_Exercise description_
Produce a verbatim copy of the following records, leaving out all pictures.

Materials provided Block Start

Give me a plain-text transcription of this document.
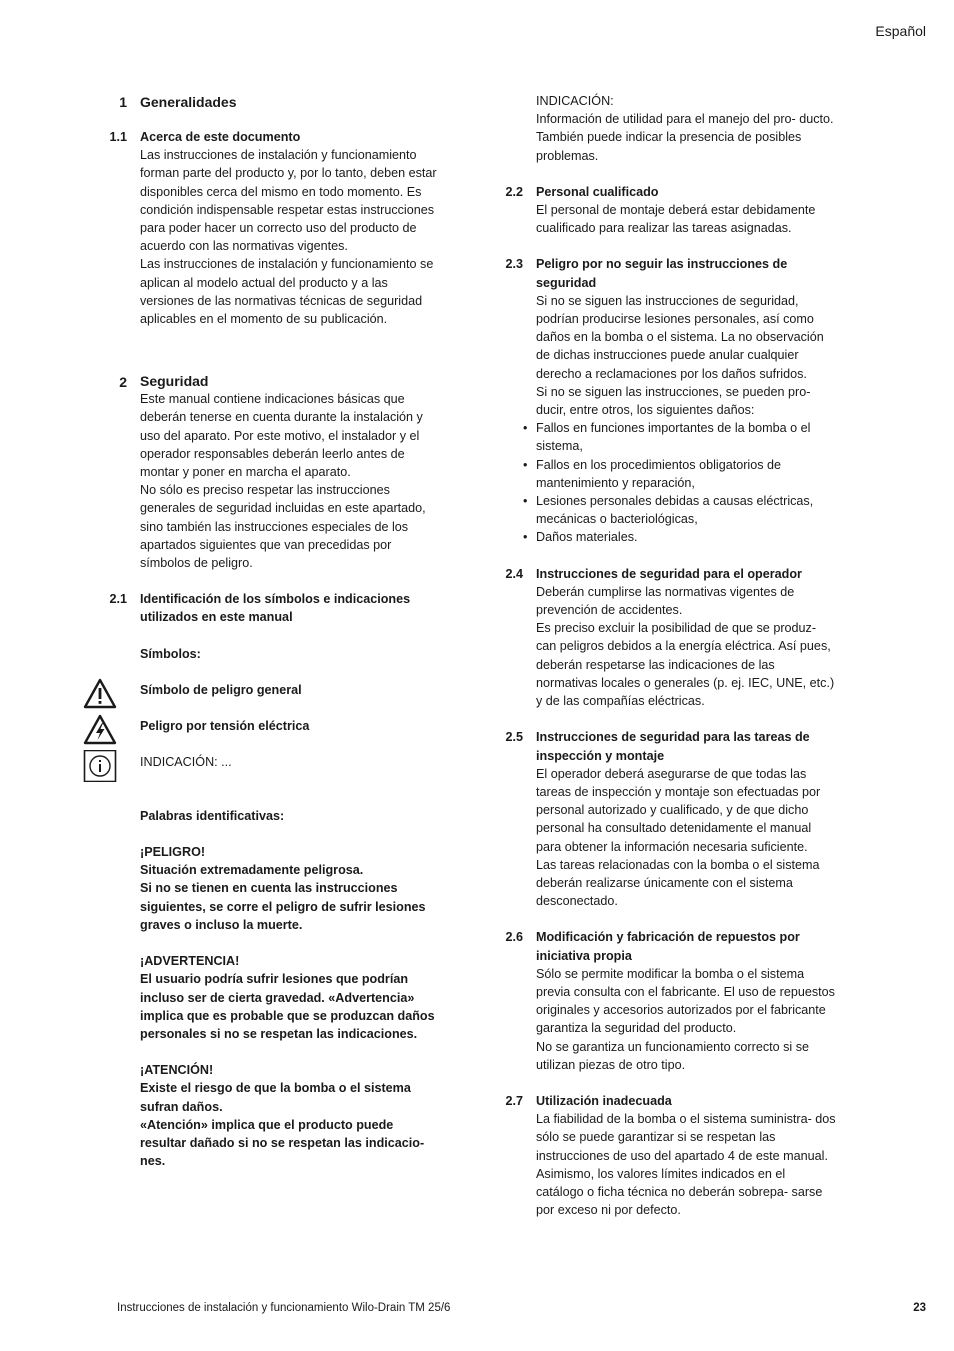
Español
1 Generalidades
1.1 Acerca de este documento

Las instrucciones de instalación y funcionamiento forman parte del producto y, por lo tanto, deben estar disponibles cerca del mismo en todo momento. Es condición indispensable respetar estas instrucciones para poder hacer un correcto uso del producto de acuerdo con las normativas vigentes.

Las instrucciones de instalación y funcionamiento se aplican al modelo actual del producto y a las versiones de las normativas técnicas de seguridad aplicables en el momento de su publicación.

2 Seguridad

Este manual contiene indicaciones básicas que deberán tenerse en cuenta durante la instalación y uso del aparato. Por este motivo, el instalador y el operador responsables deberán leerlo antes de montar y poner en marcha el aparato.

No sólo es preciso respetar las instrucciones generales de seguridad incluidas en este apartado, sino también las instrucciones especiales de los apartados siguientes que van precedidas por símbolos de peligro.

2.1 Identificación de los símbolos e indicaciones utilizados en este manual

Símbolos:

Símbolo de peligro general

Peligro por tensión eléctrica

INDICACIÓN: ...

Palabras identificativas:

¡PELIGRO!

Situación extremadamente peligrosa.

Si no se tienen en cuenta las instrucciones siguientes, se corre el peligro de sufrir lesiones graves o incluso la muerte.

¡ADVERTENCIA!

El usuario podría sufrir lesiones que podrían incluso ser de cierta gravedad. «Advertencia» implica que es probable que se produzcan daños personales si no se respetan las indicaciones.

¡ATENCIÓN!

Existe el riesgo de que la bomba o el sistema sufran daños.

«Atención» implica que el producto puede resultar dañado si no se respetan las indicacio- nes.

INDICACIÓN:

Información de utilidad para el manejo del pro- ducto. También puede indicar la presencia de posibles problemas.

2.2 Personal cualificado

El personal de montaje deberá estar debidamente cualificado para realizar las tareas asignadas.

2.3 Peligro por no seguir las instrucciones de seguridad

Si no se siguen las instrucciones de seguridad, podrían producirse lesiones personales, así como daños en la bomba o el sistema. La no observación de dichas instrucciones puede anular cualquier derecho a reclamaciones por los daños sufridos.

Si no se siguen las instrucciones, se pueden pro- ducir, entre otros, los siguientes daños:

• Fallos en funciones importantes de la bomba o el sistema,
• Fallos en los procedimientos obligatorios de mantenimiento y reparación,
• Lesiones personales debidas a causas eléctricas, mecánicas o bacteriológicas,
• Daños materiales.
2.4 Instrucciones de seguridad para el operador

Deberán cumplirse las normativas vigentes de prevención de accidentes.

Es preciso excluir la posibilidad de que se produz- can peligros debidos a la energía eléctrica. Así pues, deberán respetarse las indicaciones de las normativas locales o generales (p. ej. IEC, UNE, etc.) y de las compañías eléctricas.

2.5 Instrucciones de seguridad para las tareas de inspección y montaje

El operador deberá asegurarse de que todas las tareas de inspección y montaje son efectuadas por personal autorizado y cualificado, y de que dicho personal ha consultado detenidamente el manual para obtener la información necesaria suficiente.

Las tareas relacionadas con la bomba o el sistema deberán realizarse únicamente con el sistema desconectado.

2.6 Modificación y fabricación de repuestos por iniciativa propia

Sólo se permite modificar la bomba o el sistema previa consulta con el fabricante. El uso de repuestos originales y accesorios autorizados por el fabricante garantiza la seguridad del producto.

No se garantiza un funcionamiento correcto si se utilizan piezas de otro tipo.

2.7 Utilización inadecuada

La fiabilidad de la bomba o el sistema suministra- dos sólo se puede garantizar si se respetan las instrucciones de uso del apartado 4 de este manual. Asimismo, los valores límites indicados en el catálogo o ficha técnica no deberán sobrepa- sarse por exceso ni por defecto.

Instrucciones de instalación y funcionamiento Wilo-Drain TM 25/6	23
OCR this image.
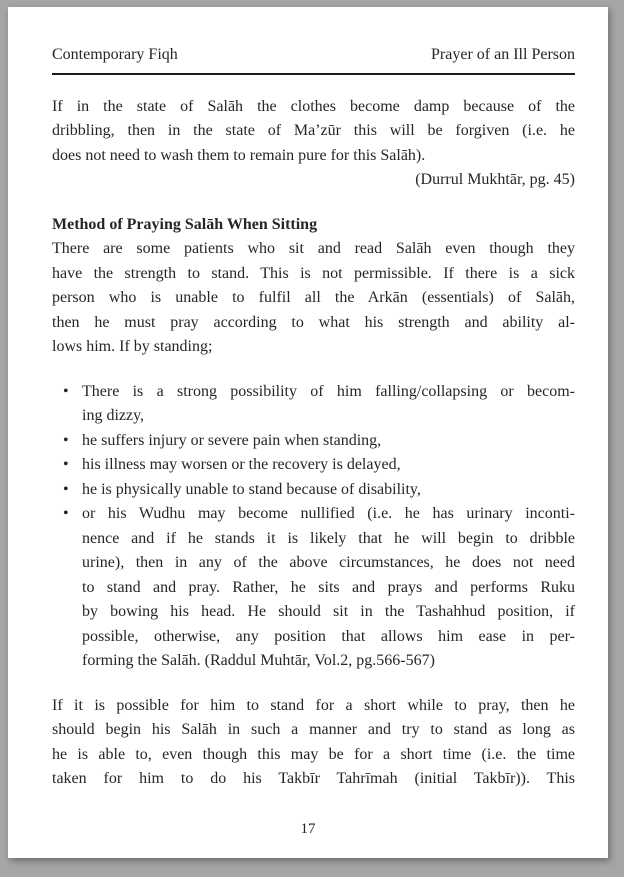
Contemporary Fiqh	Prayer of an Ill Person
If in the state of Salāh the clothes become damp because of the
dribbling, then in the state of Ma’zūr this will be forgiven (i.e. he
does not need to wash them to remain pure for this Salāh).
(Durrul Mukhtār, pg. 45)
Method of Praying Salāh When Sitting
There are some patients who sit and read Salāh even though they
have the strength to stand. This is not permissible. If there is a sick
person who is unable to fulfil all the Arkān (essentials) of Salāh,
then he must pray according to what his strength and ability al-
lows him. If by standing;
• There is a strong possibility of him falling/collapsing or becom-
ing dizzy,
• he suffers injury or severe pain when standing,
• his illness may worsen or the recovery is delayed,
• he is physically unable to stand because of disability,
• or his Wudhu may become nullified (i.e. he has urinary inconti-
nence and if he stands it is likely that he will begin to dribble
urine), then in any of the above circumstances, he does not need
to stand and pray. Rather, he sits and prays and performs Ruku
by bowing his head. He should sit in the Tashahhud position, if
possible, otherwise, any position that allows him ease in per-
forming the Salāh. (Raddul Muhtār, Vol.2, pg.566-567)
If it is possible for him to stand for a short while to pray, then he
should begin his Salāh in such a manner and try to stand as long as
he is able to, even though this may be for a short time (i.e. the time
taken for him to do his Takbīr Tahrīmah (initial Takbīr)). This
17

Materials provided Block End

_Solution_
Give me a plain-text transcription of this document.
Español
1 Generalidades
1.1 Acerca de este documento

Las instrucciones de instalación y funcionamiento forman parte del producto y, por lo tanto, deben estar disponibles cerca del mismo en todo momento. Es condición indispensable respetar estas instrucciones para poder hacer un correcto uso del producto de acuerdo con las normativas vigentes.

Las instrucciones de instalación y funcionamiento se aplican al modelo actual del producto y a las versiones de las normativas técnicas de seguridad aplicables en el momento de su publicación.

2 Seguridad

Este manual contiene indicaciones básicas que deberán tenerse en cuenta durante la instalación y uso del aparato. Por este motivo, el instalador y el operador responsables deberán leerlo antes de montar y poner en marcha el aparato.

No sólo es preciso respetar las instrucciones generales de seguridad incluidas en este apartado, sino también las instrucciones especiales de los apartados siguientes que van precedidas por símbolos de peligro.

2.1 Identificación de los símbolos e indicaciones utilizados en este manual

Símbolos:

Símbolo de peligro general

Peligro por tensión eléctrica

INDICACIÓN: ...

Palabras identificativas:

¡PELIGRO!

Situación extremadamente peligrosa.

Si no se tienen en cuenta las instrucciones siguientes, se corre el peligro de sufrir lesiones graves o incluso la muerte.

¡ADVERTENCIA!

El usuario podría sufrir lesiones que podrían incluso ser de cierta gravedad. «Advertencia» implica que es probable que se produzcan daños personales si no se respetan las indicaciones.

¡ATENCIÓN!

Existe el riesgo de que la bomba o el sistema sufran daños.

«Atención» implica que el producto puede resultar dañado si no se respetan las indicacio- nes.

INDICACIÓN:

Información de utilidad para el manejo del pro- ducto. También puede indicar la presencia de posibles problemas.

2.2 Personal cualificado

El personal de montaje deberá estar debidamente cualificado para realizar las tareas asignadas.

2.3 Peligro por no seguir las instrucciones de seguridad

Si no se siguen las instrucciones de seguridad, podrían producirse lesiones personales, así como daños en la bomba o el sistema. La no observación de dichas instrucciones puede anular cualquier derecho a reclamaciones por los daños sufridos.

Si no se siguen las instrucciones, se pueden pro- ducir, entre otros, los siguientes daños:

• Fallos en funciones importantes de la bomba o el sistema,
• Fallos en los procedimientos obligatorios de mantenimiento y reparación,
• Lesiones personales debidas a causas eléctricas, mecánicas o bacteriológicas,
• Daños materiales.
2.4 Instrucciones de seguridad para el operador

Deberán cumplirse las normativas vigentes de prevención de accidentes.

Es preciso excluir la posibilidad de que se produz- can peligros debidos a la energía eléctrica. Así pues, deberán respetarse las indicaciones de las normativas locales o generales (p. ej. IEC, UNE, etc.) y de las compañías eléctricas.

2.5 Instrucciones de seguridad para las tareas de inspección y montaje

El operador deberá asegurarse de que todas las tareas de inspección y montaje son efectuadas por personal autorizado y cualificado, y de que dicho personal ha consultado detenidamente el manual para obtener la información necesaria suficiente.

Las tareas relacionadas con la bomba o el sistema deberán realizarse únicamente con el sistema desconectado.

2.6 Modificación y fabricación de repuestos por iniciativa propia

Sólo se permite modificar la bomba o el sistema previa consulta con el fabricante. El uso de repuestos originales y accesorios autorizados por el fabricante garantiza la seguridad del producto.

No se garantiza un funcionamiento correcto si se utilizan piezas de otro tipo.

2.7 Utilización inadecuada

La fiabilidad de la bomba o el sistema suministra- dos sólo se puede garantizar si se respetan las instrucciones de uso del apartado 4 de este manual. Asimismo, los valores límites indicados en el catálogo o ficha técnica no deberán sobrepa- sarse por exceso ni por defecto.

Instrucciones de instalación y funcionamiento Wilo-Drain TM 25/6	23
OCR this image.
Contemporary Fiqh	Prayer of an Ill Person
If in the state of Salāh the clothes become damp because of the
dribbling, then in the state of Ma’zūr this will be forgiven (i.e. he
does not need to wash them to remain pure for this Salāh).
(Durrul Mukhtār, pg. 45)
Method of Praying Salāh When Sitting
There are some patients who sit and read Salāh even though they
have the strength to stand. This is not permissible. If there is a sick
person who is unable to fulfil all the Arkān (essentials) of Salāh,
then he must pray according to what his strength and ability al-
lows him. If by standing;
• There is a strong possibility of him falling/collapsing or becom-
ing dizzy,
• he suffers injury or severe pain when standing,
• his illness may worsen or the recovery is delayed,
• he is physically unable to stand because of disability,
• or his Wudhu may become nullified (i.e. he has urinary inconti-
nence and if he stands it is likely that he will begin to dribble
urine), then in any of the above circumstances, he does not need
to stand and pray. Rather, he sits and prays and performs Ruku
by bowing his head. He should sit in the Tashahhud position, if
possible, otherwise, any position that allows him ease in per-
forming the Salāh. (Raddul Muhtār, Vol.2, pg.566-567)
If it is possible for him to stand for a short while to pray, then he
should begin his Salāh in such a manner and try to stand as long as
he is able to, even though this may be for a short time (i.e. the time
taken for him to do his Takbīr Tahrīmah (initial Takbīr)). This
17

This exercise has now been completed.